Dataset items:
——————————

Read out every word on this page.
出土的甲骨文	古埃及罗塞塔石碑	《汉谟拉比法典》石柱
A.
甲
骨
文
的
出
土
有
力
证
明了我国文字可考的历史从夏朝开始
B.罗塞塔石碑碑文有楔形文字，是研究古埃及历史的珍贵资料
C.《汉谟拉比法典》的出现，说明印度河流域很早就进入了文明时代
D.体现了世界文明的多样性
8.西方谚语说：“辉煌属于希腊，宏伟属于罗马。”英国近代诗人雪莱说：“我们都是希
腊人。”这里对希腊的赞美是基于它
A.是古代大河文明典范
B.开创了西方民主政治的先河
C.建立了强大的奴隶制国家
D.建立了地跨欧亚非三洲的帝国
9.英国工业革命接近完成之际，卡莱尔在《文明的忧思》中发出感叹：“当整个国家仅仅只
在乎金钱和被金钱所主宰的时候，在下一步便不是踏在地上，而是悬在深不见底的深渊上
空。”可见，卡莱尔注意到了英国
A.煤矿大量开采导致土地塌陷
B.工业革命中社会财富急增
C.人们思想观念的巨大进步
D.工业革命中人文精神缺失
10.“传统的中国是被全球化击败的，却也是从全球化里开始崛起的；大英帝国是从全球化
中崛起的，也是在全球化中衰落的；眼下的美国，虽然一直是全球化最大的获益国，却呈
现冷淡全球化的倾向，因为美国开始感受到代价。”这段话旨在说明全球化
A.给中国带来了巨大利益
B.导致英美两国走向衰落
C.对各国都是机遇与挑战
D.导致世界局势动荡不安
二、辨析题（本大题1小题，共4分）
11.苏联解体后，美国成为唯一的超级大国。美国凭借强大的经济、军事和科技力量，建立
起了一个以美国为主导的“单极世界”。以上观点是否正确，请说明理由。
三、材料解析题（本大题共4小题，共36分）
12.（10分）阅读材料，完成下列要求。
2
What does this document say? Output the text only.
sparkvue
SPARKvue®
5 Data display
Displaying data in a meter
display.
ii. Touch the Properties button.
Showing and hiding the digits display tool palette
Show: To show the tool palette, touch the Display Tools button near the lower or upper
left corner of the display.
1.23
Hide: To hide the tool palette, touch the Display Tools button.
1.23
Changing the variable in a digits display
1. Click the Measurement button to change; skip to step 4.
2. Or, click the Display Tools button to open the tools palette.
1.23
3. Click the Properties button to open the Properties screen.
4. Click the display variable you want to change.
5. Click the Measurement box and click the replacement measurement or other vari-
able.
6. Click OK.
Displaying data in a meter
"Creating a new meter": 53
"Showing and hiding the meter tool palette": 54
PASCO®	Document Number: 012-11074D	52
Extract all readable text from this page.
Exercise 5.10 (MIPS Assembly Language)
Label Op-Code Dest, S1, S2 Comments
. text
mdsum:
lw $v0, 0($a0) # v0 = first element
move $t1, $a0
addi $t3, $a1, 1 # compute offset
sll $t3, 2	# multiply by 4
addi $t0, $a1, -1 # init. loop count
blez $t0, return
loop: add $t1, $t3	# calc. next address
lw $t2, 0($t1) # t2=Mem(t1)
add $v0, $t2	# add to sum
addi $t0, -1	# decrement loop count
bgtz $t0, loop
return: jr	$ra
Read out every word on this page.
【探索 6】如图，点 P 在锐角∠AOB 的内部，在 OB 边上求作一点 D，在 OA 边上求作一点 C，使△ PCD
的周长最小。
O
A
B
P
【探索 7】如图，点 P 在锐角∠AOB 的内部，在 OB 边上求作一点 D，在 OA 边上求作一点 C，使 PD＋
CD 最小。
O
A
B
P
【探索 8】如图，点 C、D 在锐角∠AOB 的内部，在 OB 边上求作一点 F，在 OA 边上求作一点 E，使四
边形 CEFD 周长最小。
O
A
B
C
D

——————————

Print again the material above, limited to the lines from the one holding "Extract all readable text from this page." through the last, inclusive.

Extract all readable text from this page.
Exercise 5.10 (MIPS Assembly Language)
Label Op-Code Dest, S1, S2 Comments
. text
mdsum:
lw $v0, 0($a0) # v0 = first element
move $t1, $a0
addi $t3, $a1, 1 # compute offset
sll $t3, 2	# multiply by 4
addi $t0, $a1, -1 # init. loop count
blez $t0, return
loop: add $t1, $t3	# calc. next address
lw $t2, 0($t1) # t2=Mem(t1)
add $v0, $t2	# add to sum
addi $t0, -1	# decrement loop count
bgtz $t0, loop
return: jr	$ra
Read out every word on this page.
【探索 6】如图，点 P 在锐角∠AOB 的内部，在 OB 边上求作一点 D，在 OA 边上求作一点 C，使△ PCD
的周长最小。
O
A
B
P
【探索 7】如图，点 P 在锐角∠AOB 的内部，在 OB 边上求作一点 D，在 OA 边上求作一点 C，使 PD＋
CD 最小。
O
A
B
P
【探索 8】如图，点 C、D 在锐角∠AOB 的内部，在 OB 边上求作一点 F，在 OA 边上求作一点 E，使四
边形 CEFD 周长最小。
O
A
B
C
D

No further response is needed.